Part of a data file
####################

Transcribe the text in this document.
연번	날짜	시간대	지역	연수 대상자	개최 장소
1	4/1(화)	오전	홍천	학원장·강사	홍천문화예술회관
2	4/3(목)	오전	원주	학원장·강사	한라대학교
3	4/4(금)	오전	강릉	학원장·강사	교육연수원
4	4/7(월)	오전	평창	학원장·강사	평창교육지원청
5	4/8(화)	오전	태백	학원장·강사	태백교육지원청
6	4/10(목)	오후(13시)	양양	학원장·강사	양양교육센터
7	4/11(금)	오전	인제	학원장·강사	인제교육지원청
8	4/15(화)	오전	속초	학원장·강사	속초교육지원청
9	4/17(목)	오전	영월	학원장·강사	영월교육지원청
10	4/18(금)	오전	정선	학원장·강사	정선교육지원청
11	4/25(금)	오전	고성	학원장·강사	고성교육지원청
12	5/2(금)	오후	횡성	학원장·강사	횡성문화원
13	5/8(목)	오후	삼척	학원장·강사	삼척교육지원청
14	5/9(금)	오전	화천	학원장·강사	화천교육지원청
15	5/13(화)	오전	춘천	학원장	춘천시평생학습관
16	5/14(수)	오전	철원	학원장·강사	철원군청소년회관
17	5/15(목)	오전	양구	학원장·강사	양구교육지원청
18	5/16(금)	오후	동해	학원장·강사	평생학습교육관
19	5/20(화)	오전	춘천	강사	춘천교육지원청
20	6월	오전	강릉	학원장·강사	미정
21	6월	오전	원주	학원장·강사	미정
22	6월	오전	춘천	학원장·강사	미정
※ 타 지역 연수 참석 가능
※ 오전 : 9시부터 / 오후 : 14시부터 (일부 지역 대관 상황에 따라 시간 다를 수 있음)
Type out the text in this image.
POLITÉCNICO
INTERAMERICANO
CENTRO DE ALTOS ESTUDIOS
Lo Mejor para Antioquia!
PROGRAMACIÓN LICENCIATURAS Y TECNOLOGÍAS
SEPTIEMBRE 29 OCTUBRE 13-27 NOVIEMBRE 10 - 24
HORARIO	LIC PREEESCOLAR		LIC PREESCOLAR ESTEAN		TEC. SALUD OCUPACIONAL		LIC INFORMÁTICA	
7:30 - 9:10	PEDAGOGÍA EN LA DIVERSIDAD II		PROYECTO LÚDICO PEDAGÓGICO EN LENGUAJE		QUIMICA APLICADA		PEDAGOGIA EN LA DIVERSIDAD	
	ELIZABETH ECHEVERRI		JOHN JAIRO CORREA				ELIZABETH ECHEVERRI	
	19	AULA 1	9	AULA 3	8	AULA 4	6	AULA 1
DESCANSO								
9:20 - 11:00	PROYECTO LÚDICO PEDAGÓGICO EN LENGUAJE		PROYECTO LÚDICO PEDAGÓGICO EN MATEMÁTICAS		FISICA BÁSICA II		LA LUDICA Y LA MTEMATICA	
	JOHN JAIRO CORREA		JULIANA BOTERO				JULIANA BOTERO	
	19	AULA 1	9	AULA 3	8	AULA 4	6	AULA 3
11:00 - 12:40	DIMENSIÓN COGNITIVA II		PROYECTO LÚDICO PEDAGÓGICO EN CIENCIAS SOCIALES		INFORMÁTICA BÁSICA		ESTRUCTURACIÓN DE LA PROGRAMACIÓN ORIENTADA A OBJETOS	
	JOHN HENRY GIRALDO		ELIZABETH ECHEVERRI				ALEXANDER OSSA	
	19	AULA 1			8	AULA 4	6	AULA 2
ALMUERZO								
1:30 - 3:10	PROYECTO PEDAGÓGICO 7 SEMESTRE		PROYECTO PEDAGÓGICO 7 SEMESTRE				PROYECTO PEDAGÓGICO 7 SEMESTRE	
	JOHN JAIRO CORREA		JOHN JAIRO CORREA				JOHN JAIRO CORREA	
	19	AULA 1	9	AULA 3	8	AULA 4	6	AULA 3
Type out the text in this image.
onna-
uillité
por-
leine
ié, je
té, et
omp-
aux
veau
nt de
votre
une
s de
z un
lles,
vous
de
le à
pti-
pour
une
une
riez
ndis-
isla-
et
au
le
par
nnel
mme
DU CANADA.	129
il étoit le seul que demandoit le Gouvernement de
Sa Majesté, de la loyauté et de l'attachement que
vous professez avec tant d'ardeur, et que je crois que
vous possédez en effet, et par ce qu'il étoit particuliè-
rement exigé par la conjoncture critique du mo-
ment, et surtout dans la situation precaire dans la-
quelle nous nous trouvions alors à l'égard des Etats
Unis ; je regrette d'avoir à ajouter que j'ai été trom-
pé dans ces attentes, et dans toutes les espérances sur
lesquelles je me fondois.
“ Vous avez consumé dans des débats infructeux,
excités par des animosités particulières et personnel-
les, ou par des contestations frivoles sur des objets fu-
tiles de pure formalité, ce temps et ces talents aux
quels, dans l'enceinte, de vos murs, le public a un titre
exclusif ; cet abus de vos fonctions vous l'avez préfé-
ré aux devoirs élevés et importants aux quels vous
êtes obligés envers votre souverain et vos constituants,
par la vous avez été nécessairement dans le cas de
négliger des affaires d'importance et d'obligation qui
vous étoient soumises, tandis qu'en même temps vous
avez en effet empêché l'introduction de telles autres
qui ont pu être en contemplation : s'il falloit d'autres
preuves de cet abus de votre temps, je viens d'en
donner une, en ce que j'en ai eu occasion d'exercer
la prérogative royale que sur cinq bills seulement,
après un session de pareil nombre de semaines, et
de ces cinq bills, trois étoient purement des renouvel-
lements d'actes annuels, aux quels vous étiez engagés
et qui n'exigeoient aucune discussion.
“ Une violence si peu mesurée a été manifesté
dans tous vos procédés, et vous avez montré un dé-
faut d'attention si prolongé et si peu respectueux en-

####################

§ What to do:
Reproduce the material verbatim, line by line.

§ Solution to this exercise:
Transcribe the text in this document.
연번	날짜	시간대	지역	연수 대상자	개최 장소
1	4/1(화)	오전	홍천	학원장·강사	홍천문화예술회관
2	4/3(목)	오전	원주	학원장·강사	한라대학교
3	4/4(금)	오전	강릉	학원장·강사	교육연수원
4	4/7(월)	오전	평창	학원장·강사	평창교육지원청
5	4/8(화)	오전	태백	학원장·강사	태백교육지원청
6	4/10(목)	오후(13시)	양양	학원장·강사	양양교육센터
7	4/11(금)	오전	인제	학원장·강사	인제교육지원청
8	4/15(화)	오전	속초	학원장·강사	속초교육지원청
9	4/17(목)	오전	영월	학원장·강사	영월교육지원청
10	4/18(금)	오전	정선	학원장·강사	정선교육지원청
11	4/25(금)	오전	고성	학원장·강사	고성교육지원청
12	5/2(금)	오후	횡성	학원장·강사	횡성문화원
13	5/8(목)	오후	삼척	학원장·강사	삼척교육지원청
14	5/9(금)	오전	화천	학원장·강사	화천교육지원청
15	5/13(화)	오전	춘천	학원장	춘천시평생학습관
16	5/14(수)	오전	철원	학원장·강사	철원군청소년회관
17	5/15(목)	오전	양구	학원장·강사	양구교육지원청
18	5/16(금)	오후	동해	학원장·강사	평생학습교육관
19	5/20(화)	오전	춘천	강사	춘천교육지원청
20	6월	오전	강릉	학원장·강사	미정
21	6월	오전	원주	학원장·강사	미정
22	6월	오전	춘천	학원장·강사	미정
※ 타 지역 연수 참석 가능
※ 오전 : 9시부터 / 오후 : 14시부터 (일부 지역 대관 상황에 따라 시간 다를 수 있음)
Type out the text in this image.
POLITÉCNICO
INTERAMERICANO
CENTRO DE ALTOS ESTUDIOS
Lo Mejor para Antioquia!
PROGRAMACIÓN LICENCIATURAS Y TECNOLOGÍAS
SEPTIEMBRE 29 OCTUBRE 13-27 NOVIEMBRE 10 - 24
HORARIO	LIC PREEESCOLAR		LIC PREESCOLAR ESTEAN		TEC. SALUD OCUPACIONAL		LIC INFORMÁTICA	
7:30 - 9:10	PEDAGOGÍA EN LA DIVERSIDAD II		PROYECTO LÚDICO PEDAGÓGICO EN LENGUAJE		QUIMICA APLICADA		PEDAGOGIA EN LA DIVERSIDAD	
	ELIZABETH ECHEVERRI		JOHN JAIRO CORREA				ELIZABETH ECHEVERRI	
	19	AULA 1	9	AULA 3	8	AULA 4	6	AULA 1
DESCANSO								
9:20 - 11:00	PROYECTO LÚDICO PEDAGÓGICO EN LENGUAJE		PROYECTO LÚDICO PEDAGÓGICO EN MATEMÁTICAS		FISICA BÁSICA II		LA LUDICA Y LA MTEMATICA	
	JOHN JAIRO CORREA		JULIANA BOTERO				JULIANA BOTERO	
	19	AULA 1	9	AULA 3	8	AULA 4	6	AULA 3
11:00 - 12:40	DIMENSIÓN COGNITIVA II		PROYECTO LÚDICO PEDAGÓGICO EN CIENCIAS SOCIALES		INFORMÁTICA BÁSICA		ESTRUCTURACIÓN DE LA PROGRAMACIÓN ORIENTADA A OBJETOS	
	JOHN HENRY GIRALDO		ELIZABETH ECHEVERRI				ALEXANDER OSSA	
	19	AULA 1			8	AULA 4	6	AULA 2
ALMUERZO								
1:30 - 3:10	PROYECTO PEDAGÓGICO 7 SEMESTRE		PROYECTO PEDAGÓGICO 7 SEMESTRE				PROYECTO PEDAGÓGICO 7 SEMESTRE	
	JOHN JAIRO CORREA		JOHN JAIRO CORREA				JOHN JAIRO CORREA	
	19	AULA 1	9	AULA 3	8	AULA 4	6	AULA 3
Type out the text in this image.
onna-
uillité
por-
leine
ié, je
té, et
omp-
aux
veau
nt de
votre
une
s de
z un
lles,
vous
de
le à
pti-
pour
une
une
riez
ndis-
isla-
et
au
le
par
nnel
mme
DU CANADA.	129
il étoit le seul que demandoit le Gouvernement de
Sa Majesté, de la loyauté et de l'attachement que
vous professez avec tant d'ardeur, et que je crois que
vous possédez en effet, et par ce qu'il étoit particuliè-
rement exigé par la conjoncture critique du mo-
ment, et surtout dans la situation precaire dans la-
quelle nous nous trouvions alors à l'égard des Etats
Unis ; je regrette d'avoir à ajouter que j'ai été trom-
pé dans ces attentes, et dans toutes les espérances sur
lesquelles je me fondois.
“ Vous avez consumé dans des débats infructeux,
excités par des animosités particulières et personnel-
les, ou par des contestations frivoles sur des objets fu-
tiles de pure formalité, ce temps et ces talents aux
quels, dans l'enceinte, de vos murs, le public a un titre
exclusif ; cet abus de vos fonctions vous l'avez préfé-
ré aux devoirs élevés et importants aux quels vous
êtes obligés envers votre souverain et vos constituants,
par la vous avez été nécessairement dans le cas de
négliger des affaires d'importance et d'obligation qui
vous étoient soumises, tandis qu'en même temps vous
avez en effet empêché l'introduction de telles autres
qui ont pu être en contemplation : s'il falloit d'autres
preuves de cet abus de votre temps, je viens d'en
donner une, en ce que j'en ai eu occasion d'exercer
la prérogative royale que sur cinq bills seulement,
après un session de pareil nombre de semaines, et
de ces cinq bills, trois étoient purement des renouvel-
lements d'actes annuels, aux quels vous étiez engagés
et qui n'exigeoient aucune discussion.
“ Une violence si peu mesurée a été manifesté
dans tous vos procédés, et vous avez montré un dé-
faut d'attention si prolongé et si peu respectueux en-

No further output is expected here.